### Extracted material
%%

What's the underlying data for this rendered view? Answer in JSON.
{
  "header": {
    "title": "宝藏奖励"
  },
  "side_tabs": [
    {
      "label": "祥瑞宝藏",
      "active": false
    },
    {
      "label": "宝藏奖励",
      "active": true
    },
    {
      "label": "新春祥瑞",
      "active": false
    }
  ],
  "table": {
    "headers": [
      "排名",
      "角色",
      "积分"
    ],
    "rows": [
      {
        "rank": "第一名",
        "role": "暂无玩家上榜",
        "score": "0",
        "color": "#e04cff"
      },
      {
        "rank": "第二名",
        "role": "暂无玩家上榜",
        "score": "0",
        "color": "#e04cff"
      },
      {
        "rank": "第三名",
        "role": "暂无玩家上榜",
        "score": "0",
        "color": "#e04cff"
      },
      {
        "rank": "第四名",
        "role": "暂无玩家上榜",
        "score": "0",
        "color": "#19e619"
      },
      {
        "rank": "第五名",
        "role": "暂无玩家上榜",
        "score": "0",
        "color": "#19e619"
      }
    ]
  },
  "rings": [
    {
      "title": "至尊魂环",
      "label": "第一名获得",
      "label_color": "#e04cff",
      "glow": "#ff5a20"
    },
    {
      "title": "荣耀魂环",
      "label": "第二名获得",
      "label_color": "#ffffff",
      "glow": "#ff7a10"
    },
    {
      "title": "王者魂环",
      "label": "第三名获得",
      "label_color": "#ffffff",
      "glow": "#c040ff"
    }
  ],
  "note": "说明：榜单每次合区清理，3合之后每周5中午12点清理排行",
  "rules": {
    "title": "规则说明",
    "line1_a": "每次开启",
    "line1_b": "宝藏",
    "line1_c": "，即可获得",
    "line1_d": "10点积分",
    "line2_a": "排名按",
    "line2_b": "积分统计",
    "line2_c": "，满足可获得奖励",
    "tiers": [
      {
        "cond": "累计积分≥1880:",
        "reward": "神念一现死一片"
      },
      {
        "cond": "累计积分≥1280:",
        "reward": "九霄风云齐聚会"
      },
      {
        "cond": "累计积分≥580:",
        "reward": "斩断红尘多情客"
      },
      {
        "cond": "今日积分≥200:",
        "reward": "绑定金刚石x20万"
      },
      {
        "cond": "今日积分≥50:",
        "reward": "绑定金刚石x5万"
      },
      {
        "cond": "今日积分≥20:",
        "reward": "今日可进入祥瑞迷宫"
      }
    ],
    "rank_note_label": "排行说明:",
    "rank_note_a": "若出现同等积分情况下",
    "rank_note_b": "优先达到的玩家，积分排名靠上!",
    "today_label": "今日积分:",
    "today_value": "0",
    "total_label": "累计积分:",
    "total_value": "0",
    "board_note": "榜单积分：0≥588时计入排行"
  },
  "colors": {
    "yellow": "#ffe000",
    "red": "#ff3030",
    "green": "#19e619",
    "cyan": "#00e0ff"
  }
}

%%

### Exercise description
Quote every line of the data, word for word.

### The answer
What's the underlying data for this rendered view? Answer in JSON.
{
  "header": {
    "title": "宝藏奖励"
  },
  "side_tabs": [
    {
      "label": "祥瑞宝藏",
      "active": false
    },
    {
      "label": "宝藏奖励",
      "active": true
    },
    {
      "label": "新春祥瑞",
      "active": false
    }
  ],
  "table": {
    "headers": [
      "排名",
      "角色",
      "积分"
    ],
    "rows": [
      {
        "rank": "第一名",
        "role": "暂无玩家上榜",
        "score": "0",
        "color": "#e04cff"
      },
      {
        "rank": "第二名",
        "role": "暂无玩家上榜",
        "score": "0",
        "color": "#e04cff"
      },
      {
        "rank": "第三名",
        "role": "暂无玩家上榜",
        "score": "0",
        "color": "#e04cff"
      },
      {
        "rank": "第四名",
        "role": "暂无玩家上榜",
        "score": "0",
        "color": "#19e619"
      },
      {
        "rank": "第五名",
        "role": "暂无玩家上榜",
        "score": "0",
        "color": "#19e619"
      }
    ]
  },
  "rings": [
    {
      "title": "至尊魂环",
      "label": "第一名获得",
      "label_color": "#e04cff",
      "glow": "#ff5a20"
    },
    {
      "title": "荣耀魂环",
      "label": "第二名获得",
      "label_color": "#ffffff",
      "glow": "#ff7a10"
    },
    {
      "title": "王者魂环",
      "label": "第三名获得",
      "label_color": "#ffffff",
      "glow": "#c040ff"
    }
  ],
  "note": "说明：榜单每次合区清理，3合之后每周5中午12点清理排行",
  "rules": {
    "title": "规则说明",
    "line1_a": "每次开启",
    "line1_b": "宝藏",
    "line1_c": "，即可获得",
    "line1_d": "10点积分",
    "line2_a": "排名按",
    "line2_b": "积分统计",
    "line2_c": "，满足可获得奖励",
    "tiers": [
      {
        "cond": "累计积分≥1880:",
        "reward": "神念一现死一片"
      },
      {
        "cond": "累计积分≥1280:",
        "reward": "九霄风云齐聚会"
      },
      {
        "cond": "累计积分≥580:",
        "reward": "斩断红尘多情客"
      },
      {
        "cond": "今日积分≥200:",
        "reward": "绑定金刚石x20万"
      },
      {
        "cond": "今日积分≥50:",
        "reward": "绑定金刚石x5万"
      },
      {
        "cond": "今日积分≥20:",
        "reward": "今日可进入祥瑞迷宫"
      }
    ],
    "rank_note_label": "排行说明:",
    "rank_note_a": "若出现同等积分情况下",
    "rank_note_b": "优先达到的玩家，积分排名靠上!",
    "today_label": "今日积分:",
    "today_value": "0",
    "total_label": "累计积分:",
    "total_value": "0",
    "board_note": "榜单积分：0≥588时计入排行"
  },
  "colors": {
    "yellow": "#ffe000",
    "red": "#ff3030",
    "green": "#19e619",
    "cyan": "#00e0ff"
  }
}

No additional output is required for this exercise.